The problem: Each line that includes the string "this" counts once; give the total and nothing else.

Provided information:
- - - - -

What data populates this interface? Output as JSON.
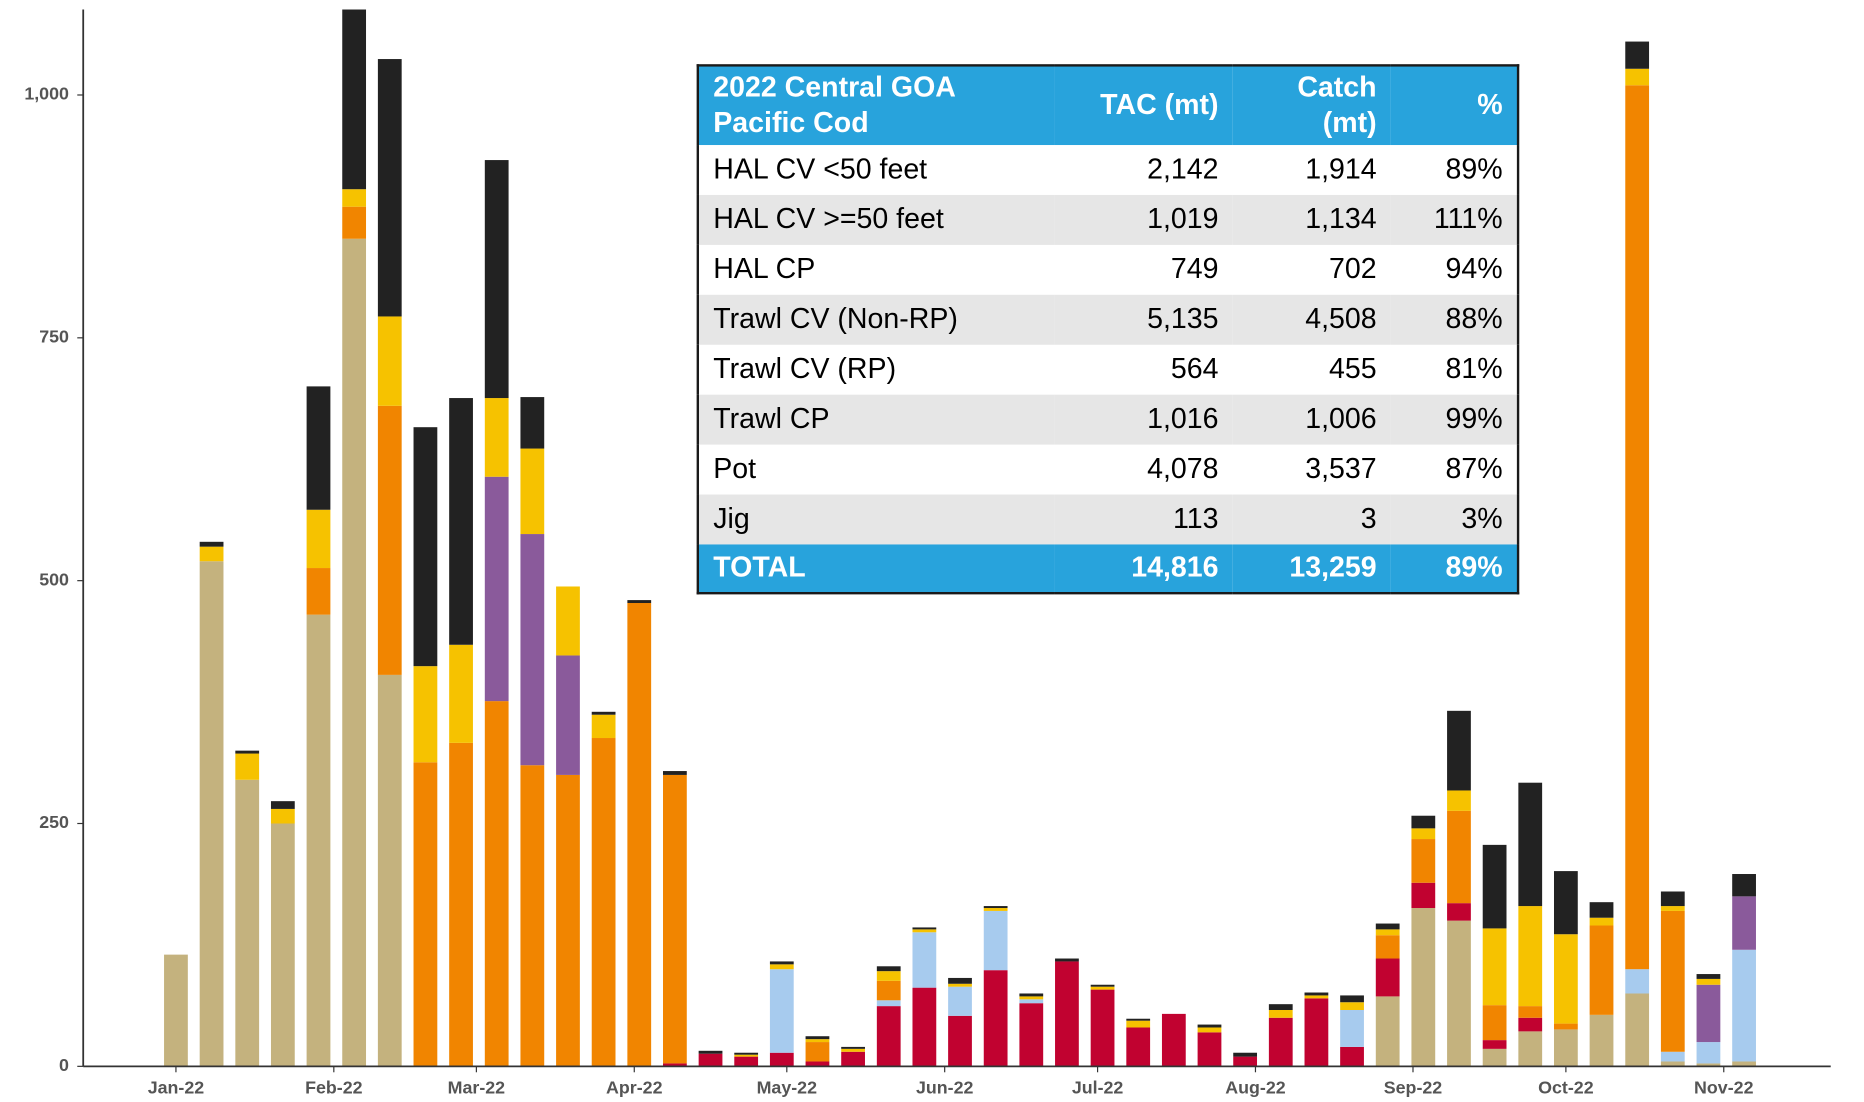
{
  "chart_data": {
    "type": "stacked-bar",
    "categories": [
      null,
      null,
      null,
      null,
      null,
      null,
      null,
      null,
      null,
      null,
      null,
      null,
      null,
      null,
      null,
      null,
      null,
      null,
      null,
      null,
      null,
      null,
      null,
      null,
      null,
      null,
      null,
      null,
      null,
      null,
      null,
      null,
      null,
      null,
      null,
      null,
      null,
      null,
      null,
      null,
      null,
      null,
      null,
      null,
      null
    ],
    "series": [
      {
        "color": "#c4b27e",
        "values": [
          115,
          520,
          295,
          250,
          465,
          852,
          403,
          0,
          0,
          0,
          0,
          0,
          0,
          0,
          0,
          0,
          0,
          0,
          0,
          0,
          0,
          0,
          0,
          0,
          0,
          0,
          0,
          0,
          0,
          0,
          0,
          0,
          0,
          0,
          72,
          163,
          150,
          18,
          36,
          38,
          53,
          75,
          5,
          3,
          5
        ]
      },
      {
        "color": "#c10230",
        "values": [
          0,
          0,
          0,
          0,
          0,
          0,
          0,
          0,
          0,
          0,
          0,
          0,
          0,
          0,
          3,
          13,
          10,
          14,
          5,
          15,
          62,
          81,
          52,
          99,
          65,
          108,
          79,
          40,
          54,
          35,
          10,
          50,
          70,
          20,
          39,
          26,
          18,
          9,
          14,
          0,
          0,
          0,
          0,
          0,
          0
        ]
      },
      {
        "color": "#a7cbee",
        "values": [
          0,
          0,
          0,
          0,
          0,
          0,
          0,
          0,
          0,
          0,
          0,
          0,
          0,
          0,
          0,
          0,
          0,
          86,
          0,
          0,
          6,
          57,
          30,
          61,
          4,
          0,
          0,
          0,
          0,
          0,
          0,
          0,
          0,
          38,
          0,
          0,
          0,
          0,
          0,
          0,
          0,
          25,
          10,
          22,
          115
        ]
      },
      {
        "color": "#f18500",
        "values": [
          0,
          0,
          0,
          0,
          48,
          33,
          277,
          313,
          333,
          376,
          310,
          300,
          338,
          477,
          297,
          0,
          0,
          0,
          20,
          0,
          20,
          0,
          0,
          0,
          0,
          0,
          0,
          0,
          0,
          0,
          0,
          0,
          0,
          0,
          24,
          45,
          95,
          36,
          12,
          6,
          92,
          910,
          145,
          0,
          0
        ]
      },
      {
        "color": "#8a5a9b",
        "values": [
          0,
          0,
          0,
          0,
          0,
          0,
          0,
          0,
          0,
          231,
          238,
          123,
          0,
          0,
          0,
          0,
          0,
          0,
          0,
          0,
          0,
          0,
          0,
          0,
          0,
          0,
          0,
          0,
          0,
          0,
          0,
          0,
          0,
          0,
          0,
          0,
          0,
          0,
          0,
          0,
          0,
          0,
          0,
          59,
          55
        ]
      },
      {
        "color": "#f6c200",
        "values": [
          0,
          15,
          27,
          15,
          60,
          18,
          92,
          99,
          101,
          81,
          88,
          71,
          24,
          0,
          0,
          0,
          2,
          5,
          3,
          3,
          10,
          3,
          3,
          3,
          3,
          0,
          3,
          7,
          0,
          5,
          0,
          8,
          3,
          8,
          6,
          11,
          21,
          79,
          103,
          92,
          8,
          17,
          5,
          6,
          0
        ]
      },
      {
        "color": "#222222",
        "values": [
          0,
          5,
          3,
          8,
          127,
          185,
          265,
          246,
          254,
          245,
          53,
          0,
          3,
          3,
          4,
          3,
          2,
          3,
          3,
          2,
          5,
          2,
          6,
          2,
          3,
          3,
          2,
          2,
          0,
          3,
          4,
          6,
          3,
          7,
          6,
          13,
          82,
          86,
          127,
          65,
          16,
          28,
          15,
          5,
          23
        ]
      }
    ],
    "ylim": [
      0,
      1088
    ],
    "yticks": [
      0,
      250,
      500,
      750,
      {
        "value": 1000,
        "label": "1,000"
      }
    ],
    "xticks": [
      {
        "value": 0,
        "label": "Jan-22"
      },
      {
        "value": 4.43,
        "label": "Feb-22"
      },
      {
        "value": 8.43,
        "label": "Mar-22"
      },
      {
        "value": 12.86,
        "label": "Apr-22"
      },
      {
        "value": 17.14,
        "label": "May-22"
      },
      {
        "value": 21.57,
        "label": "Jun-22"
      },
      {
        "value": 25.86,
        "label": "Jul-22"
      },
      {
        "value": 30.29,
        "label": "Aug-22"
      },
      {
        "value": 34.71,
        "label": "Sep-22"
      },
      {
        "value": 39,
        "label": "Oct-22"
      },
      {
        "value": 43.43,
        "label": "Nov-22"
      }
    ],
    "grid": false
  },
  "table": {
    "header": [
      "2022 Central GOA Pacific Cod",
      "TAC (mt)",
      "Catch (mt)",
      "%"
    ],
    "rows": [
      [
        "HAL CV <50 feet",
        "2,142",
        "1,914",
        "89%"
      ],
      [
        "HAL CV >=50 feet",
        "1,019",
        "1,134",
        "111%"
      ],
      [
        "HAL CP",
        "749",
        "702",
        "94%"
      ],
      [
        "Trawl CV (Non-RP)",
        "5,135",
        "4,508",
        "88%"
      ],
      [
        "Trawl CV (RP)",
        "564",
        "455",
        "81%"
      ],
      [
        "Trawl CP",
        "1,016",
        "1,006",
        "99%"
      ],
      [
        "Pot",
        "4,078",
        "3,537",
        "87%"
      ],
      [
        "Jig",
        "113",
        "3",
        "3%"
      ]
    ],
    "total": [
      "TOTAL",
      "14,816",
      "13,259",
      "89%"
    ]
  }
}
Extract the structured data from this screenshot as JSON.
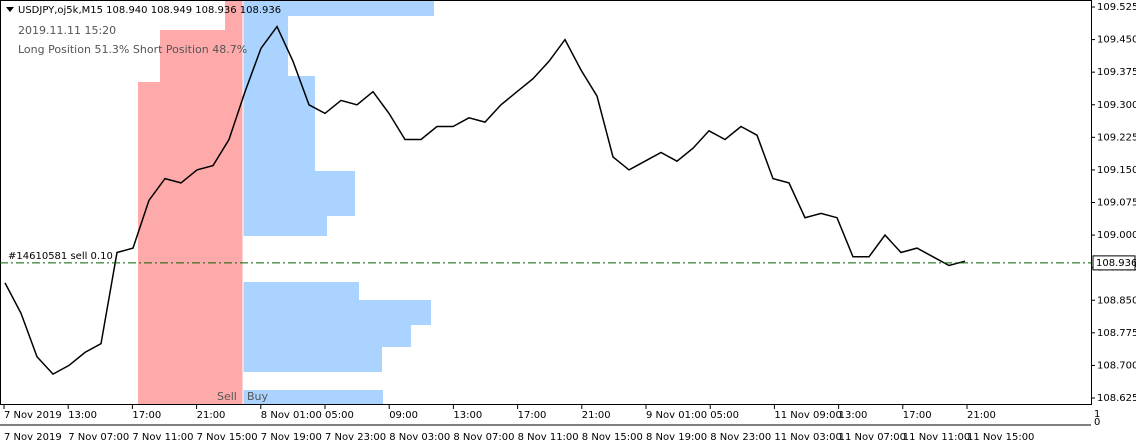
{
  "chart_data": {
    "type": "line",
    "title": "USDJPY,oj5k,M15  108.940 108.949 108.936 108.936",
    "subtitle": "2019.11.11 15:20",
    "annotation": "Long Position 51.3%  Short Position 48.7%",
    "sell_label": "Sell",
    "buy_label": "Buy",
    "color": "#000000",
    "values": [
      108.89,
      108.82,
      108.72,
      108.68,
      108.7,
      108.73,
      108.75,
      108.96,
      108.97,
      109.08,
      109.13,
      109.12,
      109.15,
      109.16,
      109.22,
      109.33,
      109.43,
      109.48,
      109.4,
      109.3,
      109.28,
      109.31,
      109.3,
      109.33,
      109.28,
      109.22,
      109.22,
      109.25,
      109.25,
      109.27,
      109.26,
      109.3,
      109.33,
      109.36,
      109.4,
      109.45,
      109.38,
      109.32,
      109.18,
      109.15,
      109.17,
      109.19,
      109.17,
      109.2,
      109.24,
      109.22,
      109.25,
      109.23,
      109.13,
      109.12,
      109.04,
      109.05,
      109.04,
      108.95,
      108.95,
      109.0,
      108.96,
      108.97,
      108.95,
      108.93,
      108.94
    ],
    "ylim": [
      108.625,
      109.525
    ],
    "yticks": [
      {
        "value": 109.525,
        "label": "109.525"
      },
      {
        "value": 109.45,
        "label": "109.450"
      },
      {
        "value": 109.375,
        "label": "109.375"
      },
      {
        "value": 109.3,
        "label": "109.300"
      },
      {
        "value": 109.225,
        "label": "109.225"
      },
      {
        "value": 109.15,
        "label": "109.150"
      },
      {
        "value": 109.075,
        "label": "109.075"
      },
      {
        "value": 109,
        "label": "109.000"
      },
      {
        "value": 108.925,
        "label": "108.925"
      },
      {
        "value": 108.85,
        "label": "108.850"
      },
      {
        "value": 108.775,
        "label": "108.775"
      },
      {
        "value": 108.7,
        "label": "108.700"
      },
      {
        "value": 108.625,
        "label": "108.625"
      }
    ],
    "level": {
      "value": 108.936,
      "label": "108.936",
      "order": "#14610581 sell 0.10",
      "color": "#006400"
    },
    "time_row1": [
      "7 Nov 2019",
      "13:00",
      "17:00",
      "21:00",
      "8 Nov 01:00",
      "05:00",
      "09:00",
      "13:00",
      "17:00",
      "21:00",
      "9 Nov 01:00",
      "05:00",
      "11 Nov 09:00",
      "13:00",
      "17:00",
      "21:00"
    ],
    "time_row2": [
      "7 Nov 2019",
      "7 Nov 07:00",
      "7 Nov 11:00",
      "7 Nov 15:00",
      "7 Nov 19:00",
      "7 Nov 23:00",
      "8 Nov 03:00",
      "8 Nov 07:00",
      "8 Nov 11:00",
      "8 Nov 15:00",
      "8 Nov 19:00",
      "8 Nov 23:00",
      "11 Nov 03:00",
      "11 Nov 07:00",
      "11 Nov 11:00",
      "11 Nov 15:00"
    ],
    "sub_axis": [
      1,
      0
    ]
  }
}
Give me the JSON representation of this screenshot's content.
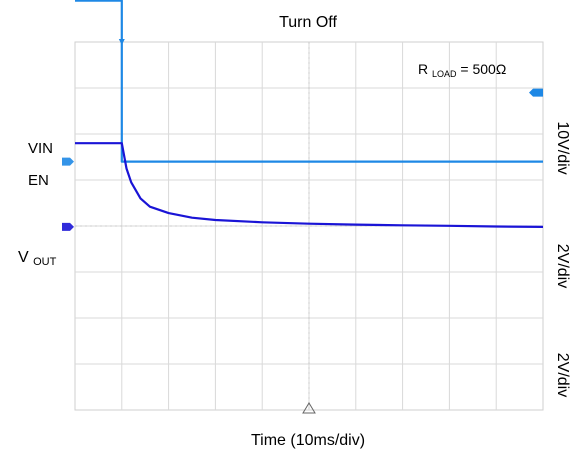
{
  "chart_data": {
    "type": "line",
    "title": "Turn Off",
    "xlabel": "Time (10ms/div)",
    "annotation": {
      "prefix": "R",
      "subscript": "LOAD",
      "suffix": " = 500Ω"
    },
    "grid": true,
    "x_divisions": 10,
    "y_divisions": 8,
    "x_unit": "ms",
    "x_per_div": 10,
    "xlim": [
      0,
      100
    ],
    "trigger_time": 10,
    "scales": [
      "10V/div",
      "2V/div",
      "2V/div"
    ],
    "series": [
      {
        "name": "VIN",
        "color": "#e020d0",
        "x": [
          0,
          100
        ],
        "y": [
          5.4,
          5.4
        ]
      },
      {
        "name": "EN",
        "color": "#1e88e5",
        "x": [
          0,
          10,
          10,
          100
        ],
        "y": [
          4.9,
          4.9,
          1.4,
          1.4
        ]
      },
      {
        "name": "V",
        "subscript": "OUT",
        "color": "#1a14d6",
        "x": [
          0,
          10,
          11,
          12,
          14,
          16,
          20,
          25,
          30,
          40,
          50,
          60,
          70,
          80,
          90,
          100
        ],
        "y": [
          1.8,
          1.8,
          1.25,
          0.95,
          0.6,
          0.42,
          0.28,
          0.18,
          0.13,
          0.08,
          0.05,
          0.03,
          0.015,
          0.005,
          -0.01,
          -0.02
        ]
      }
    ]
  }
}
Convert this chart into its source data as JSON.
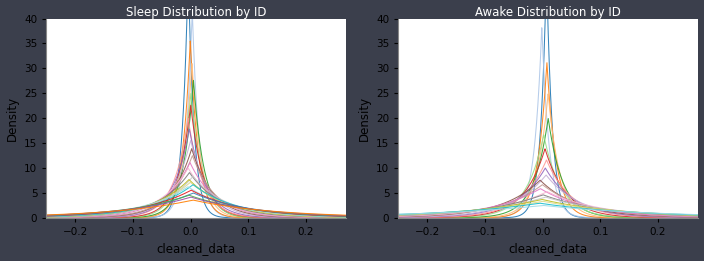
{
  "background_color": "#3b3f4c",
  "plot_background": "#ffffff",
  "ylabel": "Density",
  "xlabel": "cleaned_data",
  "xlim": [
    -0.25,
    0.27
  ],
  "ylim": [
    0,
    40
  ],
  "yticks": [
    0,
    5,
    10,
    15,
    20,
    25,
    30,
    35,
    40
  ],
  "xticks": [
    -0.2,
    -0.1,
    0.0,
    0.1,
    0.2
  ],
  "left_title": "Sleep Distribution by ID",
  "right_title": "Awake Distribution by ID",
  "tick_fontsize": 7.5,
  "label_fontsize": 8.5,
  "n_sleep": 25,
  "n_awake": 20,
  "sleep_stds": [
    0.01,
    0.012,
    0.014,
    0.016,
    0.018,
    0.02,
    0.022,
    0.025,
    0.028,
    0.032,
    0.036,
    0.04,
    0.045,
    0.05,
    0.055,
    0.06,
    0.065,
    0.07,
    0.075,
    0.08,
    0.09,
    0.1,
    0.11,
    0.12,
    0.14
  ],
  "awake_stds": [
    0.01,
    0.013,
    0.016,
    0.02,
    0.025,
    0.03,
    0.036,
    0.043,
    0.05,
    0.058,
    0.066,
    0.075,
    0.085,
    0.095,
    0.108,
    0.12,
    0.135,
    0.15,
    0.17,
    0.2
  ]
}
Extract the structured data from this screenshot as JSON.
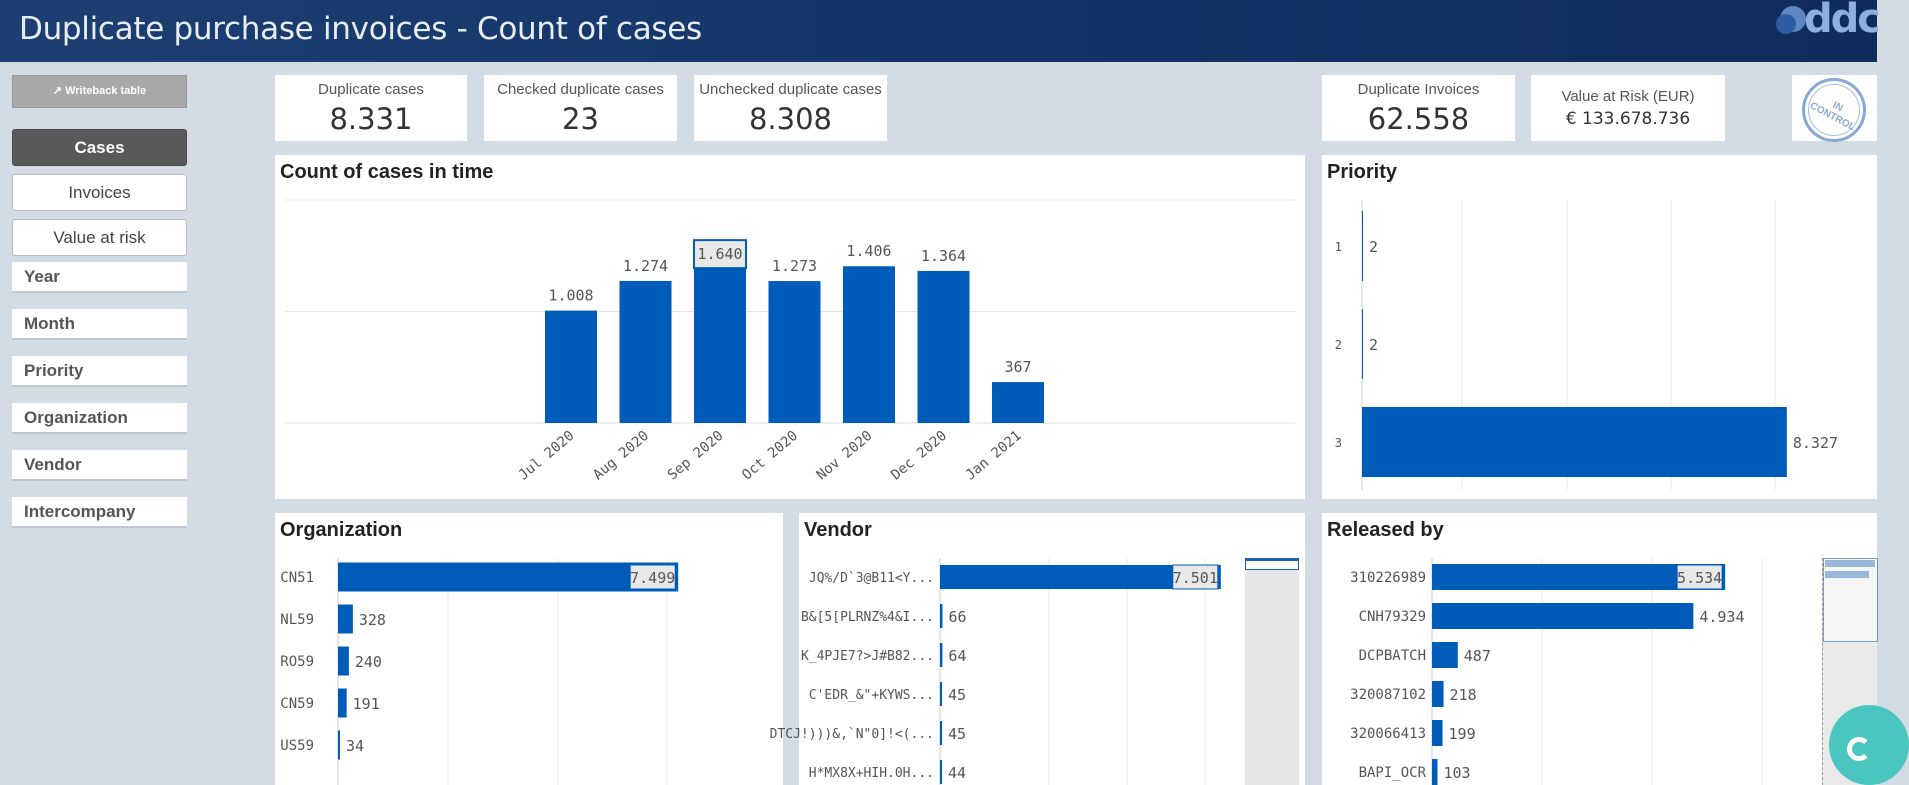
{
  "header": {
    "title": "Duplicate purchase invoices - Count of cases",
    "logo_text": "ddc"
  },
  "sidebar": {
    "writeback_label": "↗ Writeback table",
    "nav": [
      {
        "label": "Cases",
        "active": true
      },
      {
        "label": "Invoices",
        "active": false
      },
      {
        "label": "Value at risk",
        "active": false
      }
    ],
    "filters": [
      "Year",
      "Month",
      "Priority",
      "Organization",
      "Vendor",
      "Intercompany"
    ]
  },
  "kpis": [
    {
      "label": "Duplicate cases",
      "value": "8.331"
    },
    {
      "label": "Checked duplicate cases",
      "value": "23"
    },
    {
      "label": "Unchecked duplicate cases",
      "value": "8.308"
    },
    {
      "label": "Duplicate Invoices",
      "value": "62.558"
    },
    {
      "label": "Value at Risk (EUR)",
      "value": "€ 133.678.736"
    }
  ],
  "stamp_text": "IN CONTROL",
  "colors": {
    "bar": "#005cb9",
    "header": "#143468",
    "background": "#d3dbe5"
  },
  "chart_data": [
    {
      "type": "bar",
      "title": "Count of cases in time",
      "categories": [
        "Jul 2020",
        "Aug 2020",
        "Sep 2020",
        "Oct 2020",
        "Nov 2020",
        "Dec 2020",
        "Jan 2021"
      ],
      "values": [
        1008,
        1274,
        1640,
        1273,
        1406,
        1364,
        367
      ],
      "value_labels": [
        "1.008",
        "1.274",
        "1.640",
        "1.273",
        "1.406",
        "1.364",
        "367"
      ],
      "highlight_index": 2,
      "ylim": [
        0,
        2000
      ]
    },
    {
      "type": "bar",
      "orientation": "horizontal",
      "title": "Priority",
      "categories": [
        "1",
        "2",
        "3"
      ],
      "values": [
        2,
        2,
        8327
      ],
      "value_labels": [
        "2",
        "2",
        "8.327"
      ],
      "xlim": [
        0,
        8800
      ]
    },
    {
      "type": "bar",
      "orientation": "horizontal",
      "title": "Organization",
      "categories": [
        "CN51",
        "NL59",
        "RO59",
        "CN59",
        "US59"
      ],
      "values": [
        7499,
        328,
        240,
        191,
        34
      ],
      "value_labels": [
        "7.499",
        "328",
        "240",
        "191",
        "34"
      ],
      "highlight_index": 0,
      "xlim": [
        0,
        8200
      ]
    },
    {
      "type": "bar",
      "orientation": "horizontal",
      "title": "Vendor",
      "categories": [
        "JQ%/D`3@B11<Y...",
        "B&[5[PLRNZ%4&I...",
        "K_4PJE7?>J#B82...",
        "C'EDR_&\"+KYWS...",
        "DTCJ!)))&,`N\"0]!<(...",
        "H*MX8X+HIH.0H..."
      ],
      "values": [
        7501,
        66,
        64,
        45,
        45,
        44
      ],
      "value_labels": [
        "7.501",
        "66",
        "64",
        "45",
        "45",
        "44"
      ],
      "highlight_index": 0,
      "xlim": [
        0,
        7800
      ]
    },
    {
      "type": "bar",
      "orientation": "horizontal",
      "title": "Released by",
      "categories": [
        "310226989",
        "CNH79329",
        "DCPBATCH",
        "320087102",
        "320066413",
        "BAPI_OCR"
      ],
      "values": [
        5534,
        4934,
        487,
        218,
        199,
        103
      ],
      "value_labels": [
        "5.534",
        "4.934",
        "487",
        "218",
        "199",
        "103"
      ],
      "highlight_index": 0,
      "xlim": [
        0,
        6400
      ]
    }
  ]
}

- - - - -

Exercise answer: 5